#### Requirement:
Return the entries verbatim and drop every picture.
━━━ Data shown ━━━
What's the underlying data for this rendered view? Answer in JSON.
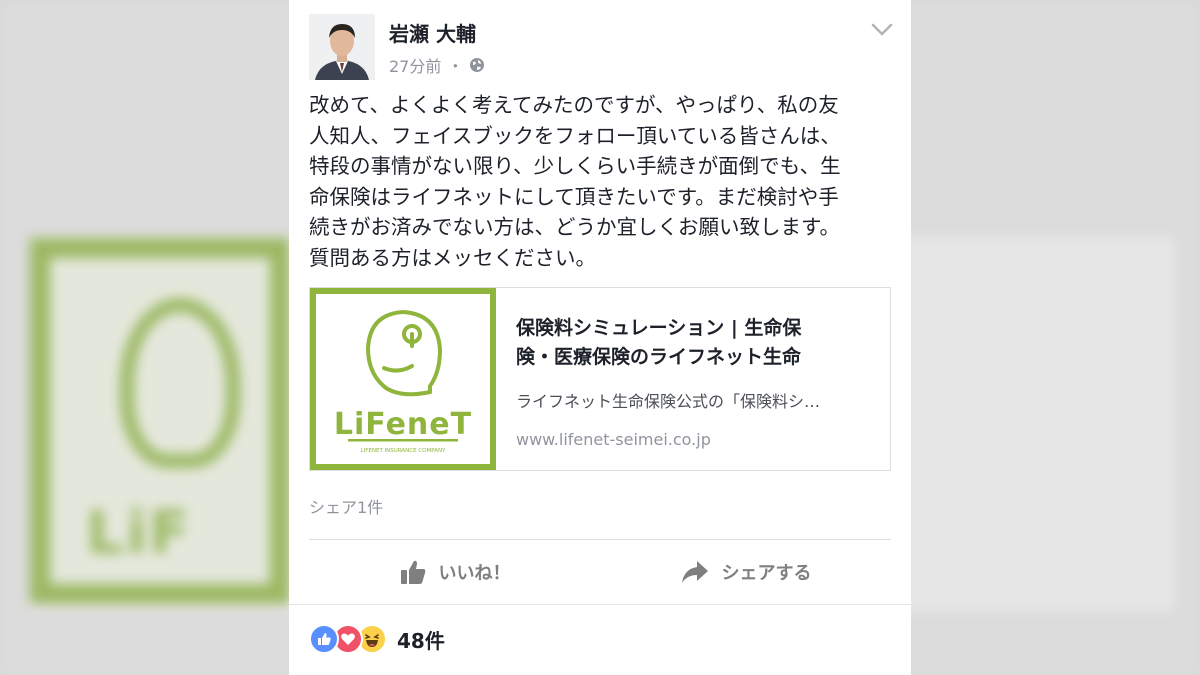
{
  "post": {
    "author": "岩瀬 大輔",
    "time": "27分前",
    "separator": "・",
    "body_lines": [
      "改めて、よくよく考えてみたのですが、やっぱり、私の友",
      "人知人、フェイスブックをフォロー頂いている皆さんは、",
      "特段の事情がない限り、少しくらい手続きが面倒でも、生",
      "命保険はライフネットにして頂きたいです。まだ検討や手",
      "続きがお済みでない方は、どうか宜しくお願い致します。",
      "質問ある方はメッセください。"
    ],
    "link": {
      "logo_word": "LiFeneT",
      "logo_sub": "LIFENET INSURANCE COMPANY",
      "title_line1": "保険料シミュレーション | 生命保",
      "title_line2": "険・医療保険のライフネット生命",
      "description": "ライフネット生命保険公式の「保険料シ…",
      "domain": "www.lifenet-seimei.co.jp",
      "brand_color": "#8fb53c"
    },
    "share_count": "シェア1件",
    "actions": {
      "like": "いいね！",
      "share": "シェアする"
    },
    "reactions": {
      "icons": [
        "like-icon",
        "love-icon",
        "haha-icon"
      ],
      "count": "48件"
    }
  }
}
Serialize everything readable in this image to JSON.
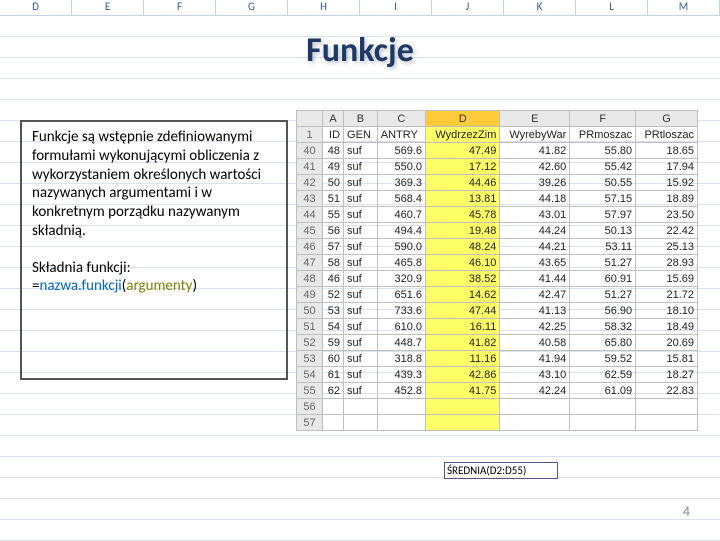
{
  "bg_cols": [
    "D",
    "E",
    "F",
    "G",
    "H",
    "I",
    "J",
    "K",
    "L",
    "M"
  ],
  "title": "Funkcje",
  "box": {
    "para": "Funkcje są wstępnie zdefiniowanymi formułami wykonującymi obliczenia z wykorzystaniem określonych wartości nazywanych argumentami i w konkretnym porządku nazywanym składnią.",
    "syntax_label": "Składnia funkcji:",
    "eq": "=",
    "nf": "nazwa.funkcji",
    "par_open": "(",
    "arg": "argumenty",
    "par_close": ")"
  },
  "chart_data": {
    "type": "table",
    "columns": [
      "",
      "A",
      "B",
      "C",
      "D",
      "E",
      "F",
      "G"
    ],
    "header_row": [
      "1",
      "ID",
      "GEN",
      "ANTRY",
      "WydrzezZim",
      "WyrebyWar",
      "PRmoszac",
      "PRtloszac"
    ],
    "rows": [
      [
        "40",
        "48",
        "suf",
        "569.6",
        "47.49",
        "41.82",
        "55.80",
        "18.65"
      ],
      [
        "41",
        "49",
        "suf",
        "550.0",
        "17.12",
        "42.60",
        "55.42",
        "17.94"
      ],
      [
        "42",
        "50",
        "suf",
        "369.3",
        "44.46",
        "39.26",
        "50.55",
        "15.92"
      ],
      [
        "43",
        "51",
        "suf",
        "568.4",
        "13.81",
        "44.18",
        "57.15",
        "18.89"
      ],
      [
        "44",
        "55",
        "suf",
        "460.7",
        "45.78",
        "43.01",
        "57.97",
        "23.50"
      ],
      [
        "45",
        "56",
        "suf",
        "494.4",
        "19.48",
        "44.24",
        "50.13",
        "22.42"
      ],
      [
        "46",
        "57",
        "suf",
        "590.0",
        "48.24",
        "44.21",
        "53.11",
        "25.13"
      ],
      [
        "47",
        "58",
        "suf",
        "465.8",
        "46.10",
        "43.65",
        "51.27",
        "28.93"
      ],
      [
        "48",
        "46",
        "suf",
        "320.9",
        "38.52",
        "41.44",
        "60.91",
        "15.69"
      ],
      [
        "49",
        "52",
        "suf",
        "651.6",
        "14.62",
        "42.47",
        "51.27",
        "21.72"
      ],
      [
        "50",
        "53",
        "suf",
        "733.6",
        "47.44",
        "41.13",
        "56.90",
        "18.10"
      ],
      [
        "51",
        "54",
        "suf",
        "610.0",
        "16.11",
        "42.25",
        "58.32",
        "18.49"
      ],
      [
        "52",
        "59",
        "suf",
        "448.7",
        "41.82",
        "40.58",
        "65.80",
        "20.69"
      ],
      [
        "53",
        "60",
        "suf",
        "318.8",
        "11.16",
        "41.94",
        "59.52",
        "15.81"
      ],
      [
        "54",
        "61",
        "suf",
        "439.3",
        "42.86",
        "43.10",
        "62.59",
        "18.27"
      ],
      [
        "55",
        "62",
        "suf",
        "452.8",
        "41.75",
        "42.24",
        "61.09",
        "22.83"
      ],
      [
        "56",
        "",
        "",
        "",
        "",
        "",
        "",
        ""
      ],
      [
        "57",
        "",
        "",
        "",
        "",
        "",
        "",
        ""
      ]
    ]
  },
  "formula": "ŚREDNIA(D2:D55)",
  "slidenum": "4"
}
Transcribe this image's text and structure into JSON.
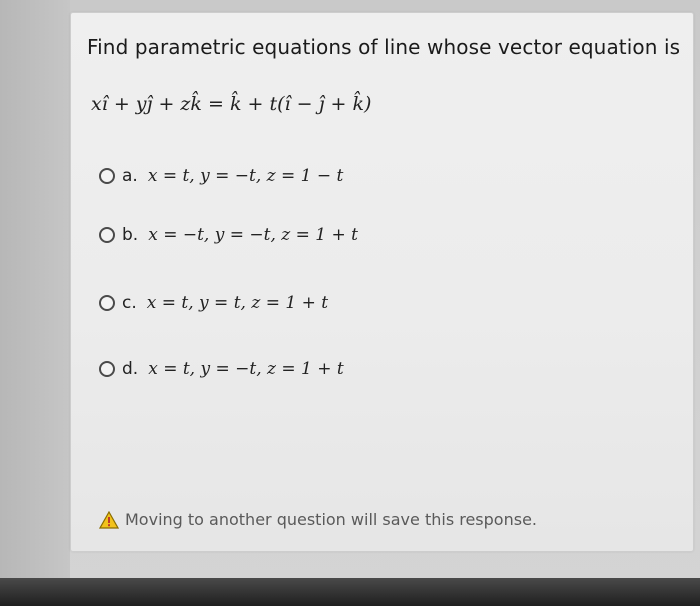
{
  "question": {
    "title": "Find parametric equations of line whose vector equation is",
    "equation": "xî + yĵ + zk̂ = k̂ + t(î − ĵ + k̂)"
  },
  "options": [
    {
      "letter": "a.",
      "text": "x = t, y = −t, z = 1 − t"
    },
    {
      "letter": "b.",
      "text": "x = −t, y = −t, z = 1 + t"
    },
    {
      "letter": "c.",
      "text": "x = t, y = t, z = 1 + t"
    },
    {
      "letter": "d.",
      "text": "x = t, y = −t, z = 1 + t"
    }
  ],
  "warning": {
    "icon": "warning-triangle-icon",
    "text": "Moving to another question will save this response."
  }
}
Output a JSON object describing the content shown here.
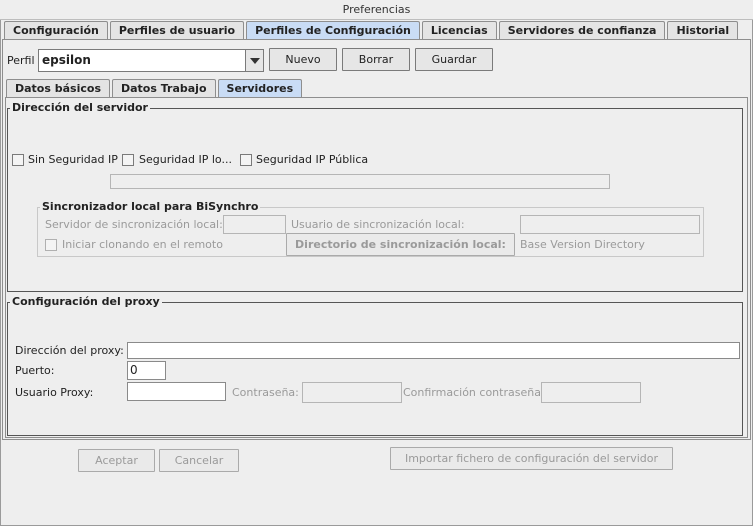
{
  "window": {
    "title": "Preferencias"
  },
  "top_tabs": [
    {
      "label": "Configuración",
      "active": false
    },
    {
      "label": "Perfiles de usuario",
      "active": false
    },
    {
      "label": "Perfiles de Configuración",
      "active": true
    },
    {
      "label": "Licencias",
      "active": false
    },
    {
      "label": "Servidores de confianza",
      "active": false
    },
    {
      "label": "Historial",
      "active": false
    }
  ],
  "profile": {
    "label": "Perfil",
    "selected": "epsilon",
    "new_label": "Nuevo",
    "delete_label": "Borrar",
    "save_label": "Guardar"
  },
  "sub_tabs": [
    {
      "label": "Datos básicos",
      "active": false
    },
    {
      "label": "Datos Trabajo",
      "active": false
    },
    {
      "label": "Servidores",
      "active": true
    }
  ],
  "server_address": {
    "title": "Dirección del servidor",
    "checkbox_no_security": "Sin Seguridad IP",
    "checkbox_local_security": "Seguridad IP lo...",
    "checkbox_public_security": "Seguridad IP Pública",
    "address_value": "",
    "bisynchro": {
      "title": "Sincronizador local para BiSynchro",
      "sync_server_label": "Servidor de sincronización local:",
      "sync_server_value": "",
      "sync_user_label": "Usuario de sincronización local:",
      "sync_user_value": "",
      "clone_label": "Iniciar clonando en el remoto",
      "sync_dir_button": "Directorio de sincronización local:",
      "sync_dir_value": "Base Version Directory"
    }
  },
  "proxy": {
    "title": "Configuración del proxy",
    "address_label": "Dirección del proxy:",
    "address_value": "",
    "port_label": "Puerto:",
    "port_value": "0",
    "user_label": "Usuario Proxy:",
    "user_value": "",
    "password_label": "Contraseña:",
    "password_value": "",
    "confirm_label": "Confirmación contraseña:",
    "confirm_value": ""
  },
  "footer": {
    "accept_label": "Aceptar",
    "cancel_label": "Cancelar",
    "import_label": "Importar fichero de configuración del servidor"
  },
  "colors": {
    "active_tab": "#c9dcf5",
    "background": "#eeeeee",
    "disabled_text": "#9a9a9a"
  }
}
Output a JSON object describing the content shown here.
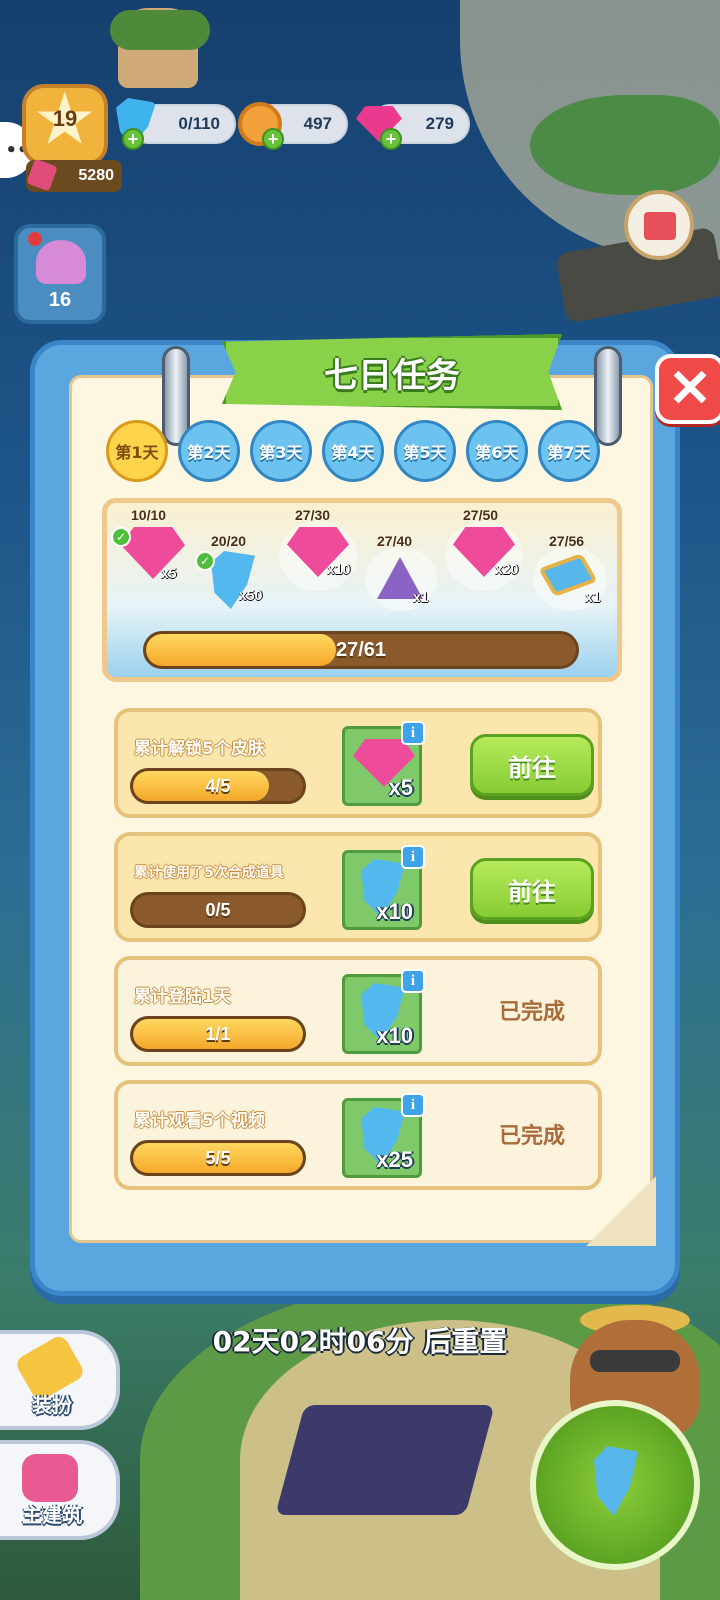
━━━
#### Result for this task:
What's the underlying data for this rendered view? Answer in JSON.
{
  "post": {
    "author": "岩瀬 大輔",
    "time": "27分前",
    "separator": "・",
    "body_lines": [
      "改めて、よくよく考えてみたのですが、やっぱり、私の友",
      "人知人、フェイスブックをフォロー頂いている皆さんは、",
      "特段の事情がない限り、少しくらい手続きが面倒でも、生",
      "命保険はライフネットにして頂きたいです。まだ検討や手",
      "続きがお済みでない方は、どうか宜しくお願い致します。",
      "質問ある方はメッセください。"
    ],
    "link": {
      "logo_word": "LiFeneT",
      "logo_sub": "LIFENET INSURANCE COMPANY",
      "title_line1": "保険料シミュレーション | 生命保",
      "title_line2": "険・医療保険のライフネット生命",
      "description": "ライフネット生命保険公式の「保険料シ…",
      "domain": "www.lifenet-seimei.co.jp",
      "brand_color": "#8fb53c"
    },
    "share_count": "シェア1件",
    "actions": {
      "like": "いいね！",
      "share": "シェアする"
    },
    "reactions": {
      "icons": [
        "like-icon",
        "love-icon",
        "haha-icon"
      ],
      "count": "48件"
    }
  }
}
Serialize everything readable in this image to JSON.
{
  "bg_cols": [
    "D",
    "E",
    "F",
    "G",
    "H",
    "I",
    "J",
    "K",
    "L",
    "M"
  ],
  "title": "Funkcje",
  "box": {
    "para": "Funkcje są wstępnie zdefiniowanymi formułami wykonującymi obliczenia z wykorzystaniem określonych wartości nazywanych argumentami i w konkretnym porządku nazywanym składnią.",
    "syntax_label": "Składnia funkcji:",
    "eq": "=",
    "nf": "nazwa.funkcji",
    "par_open": "(",
    "arg": "argumenty",
    "par_close": ")"
  },
  "chart_data": {
    "type": "table",
    "columns": [
      "",
      "A",
      "B",
      "C",
      "D",
      "E",
      "F",
      "G"
    ],
    "header_row": [
      "1",
      "ID",
      "GEN",
      "ANTRY",
      "WydrzezZim",
      "WyrebyWar",
      "PRmoszac",
      "PRtloszac"
    ],
    "rows": [
      [
        "40",
        "48",
        "suf",
        "569.6",
        "47.49",
        "41.82",
        "55.80",
        "18.65"
      ],
      [
        "41",
        "49",
        "suf",
        "550.0",
        "17.12",
        "42.60",
        "55.42",
        "17.94"
      ],
      [
        "42",
        "50",
        "suf",
        "369.3",
        "44.46",
        "39.26",
        "50.55",
        "15.92"
      ],
      [
        "43",
        "51",
        "suf",
        "568.4",
        "13.81",
        "44.18",
        "57.15",
        "18.89"
      ],
      [
        "44",
        "55",
        "suf",
        "460.7",
        "45.78",
        "43.01",
        "57.97",
        "23.50"
      ],
      [
        "45",
        "56",
        "suf",
        "494.4",
        "19.48",
        "44.24",
        "50.13",
        "22.42"
      ],
      [
        "46",
        "57",
        "suf",
        "590.0",
        "48.24",
        "44.21",
        "53.11",
        "25.13"
      ],
      [
        "47",
        "58",
        "suf",
        "465.8",
        "46.10",
        "43.65",
        "51.27",
        "28.93"
      ],
      [
        "48",
        "46",
        "suf",
        "320.9",
        "38.52",
        "41.44",
        "60.91",
        "15.69"
      ],
      [
        "49",
        "52",
        "suf",
        "651.6",
        "14.62",
        "42.47",
        "51.27",
        "21.72"
      ],
      [
        "50",
        "53",
        "suf",
        "733.6",
        "47.44",
        "41.13",
        "56.90",
        "18.10"
      ],
      [
        "51",
        "54",
        "suf",
        "610.0",
        "16.11",
        "42.25",
        "58.32",
        "18.49"
      ],
      [
        "52",
        "59",
        "suf",
        "448.7",
        "41.82",
        "40.58",
        "65.80",
        "20.69"
      ],
      [
        "53",
        "60",
        "suf",
        "318.8",
        "11.16",
        "41.94",
        "59.52",
        "15.81"
      ],
      [
        "54",
        "61",
        "suf",
        "439.3",
        "42.86",
        "43.10",
        "62.59",
        "18.27"
      ],
      [
        "55",
        "62",
        "suf",
        "452.8",
        "41.75",
        "42.24",
        "61.09",
        "22.83"
      ],
      [
        "56",
        "",
        "",
        "",
        "",
        "",
        "",
        ""
      ],
      [
        "57",
        "",
        "",
        "",
        "",
        "",
        "",
        ""
      ]
    ]
  },
  "formula": "ŚREDNIA(D2:D55)",
  "slidenum": "4"
}
Transcribe this image's text and structure into JSON.
{
  "question": {
    "title": "Find parametric equations of line whose vector equation is",
    "equation": "xî + yĵ + zk̂ = k̂ + t(î − ĵ + k̂)"
  },
  "options": [
    {
      "letter": "a.",
      "text": "x = t, y = −t, z = 1 − t"
    },
    {
      "letter": "b.",
      "text": "x = −t, y = −t, z = 1 + t"
    },
    {
      "letter": "c.",
      "text": "x = t, y = t, z = 1 + t"
    },
    {
      "letter": "d.",
      "text": "x = t, y = −t, z = 1 + t"
    }
  ],
  "warning": {
    "icon": "warning-triangle-icon",
    "text": "Moving to another question will save this response."
  }
}
Output a JSON object describing the content shown here.
{
  "window": {
    "title": "Preferencias"
  },
  "top_tabs": [
    {
      "label": "Configuración",
      "active": false
    },
    {
      "label": "Perfiles de usuario",
      "active": false
    },
    {
      "label": "Perfiles de Configuración",
      "active": true
    },
    {
      "label": "Licencias",
      "active": false
    },
    {
      "label": "Servidores de confianza",
      "active": false
    },
    {
      "label": "Historial",
      "active": false
    }
  ],
  "profile": {
    "label": "Perfil",
    "selected": "epsilon",
    "new_label": "Nuevo",
    "delete_label": "Borrar",
    "save_label": "Guardar"
  },
  "sub_tabs": [
    {
      "label": "Datos básicos",
      "active": false
    },
    {
      "label": "Datos Trabajo",
      "active": false
    },
    {
      "label": "Servidores",
      "active": true
    }
  ],
  "server_address": {
    "title": "Dirección del servidor",
    "checkbox_no_security": "Sin Seguridad IP",
    "checkbox_local_security": "Seguridad IP lo...",
    "checkbox_public_security": "Seguridad IP Pública",
    "address_value": "",
    "bisynchro": {
      "title": "Sincronizador local para BiSynchro",
      "sync_server_label": "Servidor de sincronización local:",
      "sync_server_value": "",
      "sync_user_label": "Usuario de sincronización local:",
      "sync_user_value": "",
      "clone_label": "Iniciar clonando en el remoto",
      "sync_dir_button": "Directorio de sincronización local:",
      "sync_dir_value": "Base Version Directory"
    }
  },
  "proxy": {
    "title": "Configuración del proxy",
    "address_label": "Dirección del proxy:",
    "address_value": "",
    "port_label": "Puerto:",
    "port_value": "0",
    "user_label": "Usuario Proxy:",
    "user_value": "",
    "password_label": "Contraseña:",
    "password_value": "",
    "confirm_label": "Confirmación contraseña:",
    "confirm_value": ""
  },
  "footer": {
    "accept_label": "Aceptar",
    "cancel_label": "Cancelar",
    "import_label": "Importar fichero de configuración del servidor"
  },
  "colors": {
    "active_tab": "#c9dcf5",
    "background": "#eeeeee",
    "disabled_text": "#9a9a9a"
  }
}
Output a JSON object describing the content shown here.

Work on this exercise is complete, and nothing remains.